- **Exercise prompt**: Lines containing the string "pour" are to be counted. Write only how many there are.

======== The data ========

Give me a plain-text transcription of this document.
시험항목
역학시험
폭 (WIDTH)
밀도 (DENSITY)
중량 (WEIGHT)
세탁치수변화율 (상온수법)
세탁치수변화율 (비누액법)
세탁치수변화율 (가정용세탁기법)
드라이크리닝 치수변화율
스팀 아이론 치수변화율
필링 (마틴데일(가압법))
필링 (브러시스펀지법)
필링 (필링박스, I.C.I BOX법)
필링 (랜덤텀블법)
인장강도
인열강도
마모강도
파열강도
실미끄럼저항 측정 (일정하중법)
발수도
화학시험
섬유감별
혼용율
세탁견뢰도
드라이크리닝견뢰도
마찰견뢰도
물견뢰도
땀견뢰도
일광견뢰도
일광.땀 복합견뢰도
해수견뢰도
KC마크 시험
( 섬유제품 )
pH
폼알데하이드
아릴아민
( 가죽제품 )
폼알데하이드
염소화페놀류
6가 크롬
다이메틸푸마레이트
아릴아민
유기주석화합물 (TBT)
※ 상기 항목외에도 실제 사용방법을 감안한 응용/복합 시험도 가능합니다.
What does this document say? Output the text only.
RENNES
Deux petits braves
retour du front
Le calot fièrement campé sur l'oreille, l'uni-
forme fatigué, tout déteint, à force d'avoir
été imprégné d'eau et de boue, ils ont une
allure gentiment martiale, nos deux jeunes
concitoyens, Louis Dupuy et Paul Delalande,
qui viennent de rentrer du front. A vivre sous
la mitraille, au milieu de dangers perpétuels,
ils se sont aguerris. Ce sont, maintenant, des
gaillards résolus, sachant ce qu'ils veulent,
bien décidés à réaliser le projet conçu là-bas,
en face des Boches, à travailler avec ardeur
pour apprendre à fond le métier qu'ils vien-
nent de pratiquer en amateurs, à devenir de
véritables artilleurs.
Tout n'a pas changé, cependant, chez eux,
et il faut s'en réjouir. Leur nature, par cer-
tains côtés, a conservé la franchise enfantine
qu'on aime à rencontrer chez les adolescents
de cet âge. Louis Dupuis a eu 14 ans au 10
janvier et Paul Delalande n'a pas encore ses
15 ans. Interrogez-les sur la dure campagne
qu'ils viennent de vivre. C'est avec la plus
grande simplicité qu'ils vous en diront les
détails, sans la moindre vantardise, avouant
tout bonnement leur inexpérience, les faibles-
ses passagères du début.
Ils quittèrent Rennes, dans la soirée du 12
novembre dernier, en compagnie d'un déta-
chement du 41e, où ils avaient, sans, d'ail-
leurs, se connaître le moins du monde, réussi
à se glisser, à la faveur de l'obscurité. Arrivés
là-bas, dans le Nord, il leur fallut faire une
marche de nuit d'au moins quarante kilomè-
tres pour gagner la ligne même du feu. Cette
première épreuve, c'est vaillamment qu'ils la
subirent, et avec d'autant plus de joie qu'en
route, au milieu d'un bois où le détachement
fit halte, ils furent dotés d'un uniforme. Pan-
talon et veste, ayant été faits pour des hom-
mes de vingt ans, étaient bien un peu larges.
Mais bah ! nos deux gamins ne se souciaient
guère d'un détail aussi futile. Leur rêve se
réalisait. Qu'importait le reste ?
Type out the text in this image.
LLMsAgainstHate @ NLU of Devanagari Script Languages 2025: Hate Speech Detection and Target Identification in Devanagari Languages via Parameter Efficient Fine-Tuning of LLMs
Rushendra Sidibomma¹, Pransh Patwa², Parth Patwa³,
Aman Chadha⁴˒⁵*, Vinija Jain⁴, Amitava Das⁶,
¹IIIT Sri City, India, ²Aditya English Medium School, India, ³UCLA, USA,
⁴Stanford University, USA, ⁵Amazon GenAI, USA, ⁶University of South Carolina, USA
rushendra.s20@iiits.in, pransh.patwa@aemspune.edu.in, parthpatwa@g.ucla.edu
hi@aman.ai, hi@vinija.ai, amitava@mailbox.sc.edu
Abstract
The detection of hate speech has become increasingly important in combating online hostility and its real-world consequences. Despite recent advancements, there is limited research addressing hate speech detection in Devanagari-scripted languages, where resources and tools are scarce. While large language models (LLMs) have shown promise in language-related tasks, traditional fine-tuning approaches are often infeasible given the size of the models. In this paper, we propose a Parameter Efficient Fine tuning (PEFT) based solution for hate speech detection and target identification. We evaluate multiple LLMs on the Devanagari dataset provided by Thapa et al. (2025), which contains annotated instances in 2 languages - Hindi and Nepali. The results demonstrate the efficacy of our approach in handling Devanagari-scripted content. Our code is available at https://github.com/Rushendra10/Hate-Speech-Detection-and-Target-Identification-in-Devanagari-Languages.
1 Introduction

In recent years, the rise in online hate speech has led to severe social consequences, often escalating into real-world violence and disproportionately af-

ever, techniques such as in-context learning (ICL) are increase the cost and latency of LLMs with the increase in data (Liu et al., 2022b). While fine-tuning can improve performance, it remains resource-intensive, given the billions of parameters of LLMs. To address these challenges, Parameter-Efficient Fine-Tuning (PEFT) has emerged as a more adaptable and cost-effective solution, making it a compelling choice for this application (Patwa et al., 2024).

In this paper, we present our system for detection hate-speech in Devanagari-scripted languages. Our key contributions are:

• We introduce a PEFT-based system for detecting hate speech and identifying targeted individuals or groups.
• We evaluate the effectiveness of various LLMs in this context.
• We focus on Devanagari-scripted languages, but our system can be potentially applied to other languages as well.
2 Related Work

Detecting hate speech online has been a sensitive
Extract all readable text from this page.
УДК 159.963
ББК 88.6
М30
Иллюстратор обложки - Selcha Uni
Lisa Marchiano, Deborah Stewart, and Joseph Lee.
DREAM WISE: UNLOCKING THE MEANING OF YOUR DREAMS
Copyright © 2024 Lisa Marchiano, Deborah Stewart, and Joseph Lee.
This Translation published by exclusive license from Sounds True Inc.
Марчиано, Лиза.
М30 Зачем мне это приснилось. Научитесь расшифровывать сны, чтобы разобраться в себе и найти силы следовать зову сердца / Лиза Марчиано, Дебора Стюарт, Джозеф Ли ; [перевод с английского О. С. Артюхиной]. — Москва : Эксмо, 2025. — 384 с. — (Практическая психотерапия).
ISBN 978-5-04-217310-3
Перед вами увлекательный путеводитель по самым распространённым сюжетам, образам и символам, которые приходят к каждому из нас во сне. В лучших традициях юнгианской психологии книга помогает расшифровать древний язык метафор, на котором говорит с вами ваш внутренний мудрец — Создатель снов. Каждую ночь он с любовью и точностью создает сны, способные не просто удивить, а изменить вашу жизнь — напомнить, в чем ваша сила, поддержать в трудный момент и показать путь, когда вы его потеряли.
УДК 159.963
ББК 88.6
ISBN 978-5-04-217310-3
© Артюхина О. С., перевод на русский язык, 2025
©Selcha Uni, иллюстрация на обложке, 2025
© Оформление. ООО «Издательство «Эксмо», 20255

========

- **Solution**: 3